● WHAT THIS TASK INVOLVES
Copy out the whole listing exactly as written, leaving the pictures behind.

Stored records:
--
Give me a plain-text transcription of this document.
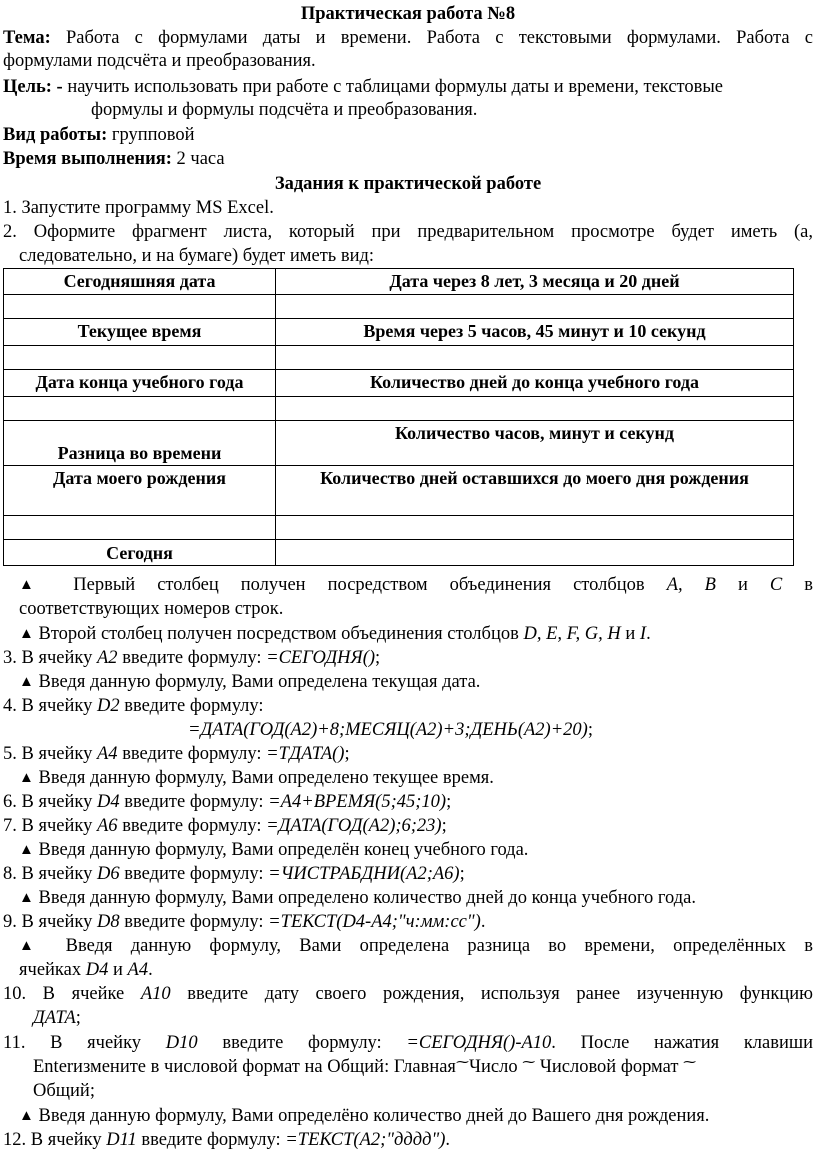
Практическая работа №8
Тема: Работа с формулами даты и времени. Работа с текстовыми формулами. Работа с
формулами подсчёта и преобразования.
Цель: - научить использовать при работе с таблицами формулы даты и времени, текстовые
формулы и формулы подсчёта и преобразования.
Вид работы: групповой
Время выполнения: 2 часа
Задания к практической работе
1. Запустите программу MS Excel.
2. Оформите фрагмент листа, который при предварительном просмотре будет иметь (а,
следовательно, и на бумаге) будет иметь вид:
Сегодняшняя дата	Дата через 8 лет, 3 месяца и 20 дней

Текущее время	Время через 5 часов, 45 минут и 10 секунд

Дата конца учебного года	Количество дней до конца учебного года

Разница во времени	Количество часов, минут и секунд
Дата моего рождения	Количество дней оставшихся до моего дня рождения

Сегодня	
▲ Первый столбец получен посредством объединения столбцов A, B и C в
соответствующих номеров строк.
▲ Второй столбец получен посредством объединения столбцов D, E, F, G, H и I.
3. В ячейку A2 введите формулу: =СЕГОДНЯ();
▲ Введя данную формулу, Вами определена текущая дата.
4. В ячейку D2 введите формулу:
=ДАТА(ГОД(A2)+8;МЕСЯЦ(A2)+3;ДЕНЬ(A2)+20);
5. В ячейку A4 введите формулу: =ТДАТА();
▲ Введя данную формулу, Вами определено текущее время.
6. В ячейку D4 введите формулу: =A4+ВРЕМЯ(5;45;10);
7. В ячейку A6 введите формулу: =ДАТА(ГОД(A2);6;23);
▲ Введя данную формулу, Вами определён конец учебного года.
8. В ячейку D6 введите формулу: =ЧИСТРАБДНИ(A2;A6);
▲ Введя данную формулу, Вами определено количество дней до конца учебного года.
9. В ячейку D8 введите формулу: =ТЕКСТ(D4-A4;"ч:мм:сс").
▲ Введя данную формулу, Вами определена разница во времени, определённых в
ячейках D4 и A4.
10. В ячейке A10 введите дату своего рождения, используя ранее изученную функцию
ДАТА;
11. В ячейку D10 введите формулу: =СЕГОДНЯ()-A10. После нажатия клавиши
Enterизмените в числовой формат на Общий: Главная⁓Число ⁓ Числовой формат ⁓
Общий;
▲ Введя данную формулу, Вами определёно количество дней до Вашего дня рождения.
12. В ячейку D11 введите формулу: =ТЕКСТ(A2;"дддд").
--
● EXERCISE OUTPUT
Give me a plain-text transcription of this document.
Практическая работа №8
Тема: Работа с формулами даты и времени. Работа с текстовыми формулами. Работа с
формулами подсчёта и преобразования.
Цель: - научить использовать при работе с таблицами формулы даты и времени, текстовые
формулы и формулы подсчёта и преобразования.
Вид работы: групповой
Время выполнения: 2 часа
Задания к практической работе
1. Запустите программу MS Excel.
2. Оформите фрагмент листа, который при предварительном просмотре будет иметь (а,
следовательно, и на бумаге) будет иметь вид:
Сегодняшняя дата	Дата через 8 лет, 3 месяца и 20 дней

Текущее время	Время через 5 часов, 45 минут и 10 секунд

Дата конца учебного года	Количество дней до конца учебного года

Разница во времени	Количество часов, минут и секунд
Дата моего рождения	Количество дней оставшихся до моего дня рождения

Сегодня	
▲ Первый столбец получен посредством объединения столбцов A, B и C в
соответствующих номеров строк.
▲ Второй столбец получен посредством объединения столбцов D, E, F, G, H и I.
3. В ячейку A2 введите формулу: =СЕГОДНЯ();
▲ Введя данную формулу, Вами определена текущая дата.
4. В ячейку D2 введите формулу:
=ДАТА(ГОД(A2)+8;МЕСЯЦ(A2)+3;ДЕНЬ(A2)+20);
5. В ячейку A4 введите формулу: =ТДАТА();
▲ Введя данную формулу, Вами определено текущее время.
6. В ячейку D4 введите формулу: =A4+ВРЕМЯ(5;45;10);
7. В ячейку A6 введите формулу: =ДАТА(ГОД(A2);6;23);
▲ Введя данную формулу, Вами определён конец учебного года.
8. В ячейку D6 введите формулу: =ЧИСТРАБДНИ(A2;A6);
▲ Введя данную формулу, Вами определено количество дней до конца учебного года.
9. В ячейку D8 введите формулу: =ТЕКСТ(D4-A4;"ч:мм:сс").
▲ Введя данную формулу, Вами определена разница во времени, определённых в
ячейках D4 и A4.
10. В ячейке A10 введите дату своего рождения, используя ранее изученную функцию
ДАТА;
11. В ячейку D10 введите формулу: =СЕГОДНЯ()-A10. После нажатия клавиши
Enterизмените в числовой формат на Общий: Главная⁓Число ⁓ Числовой формат ⁓
Общий;
▲ Введя данную формулу, Вами определёно количество дней до Вашего дня рождения.
12. В ячейку D11 введите формулу: =ТЕКСТ(A2;"дддд").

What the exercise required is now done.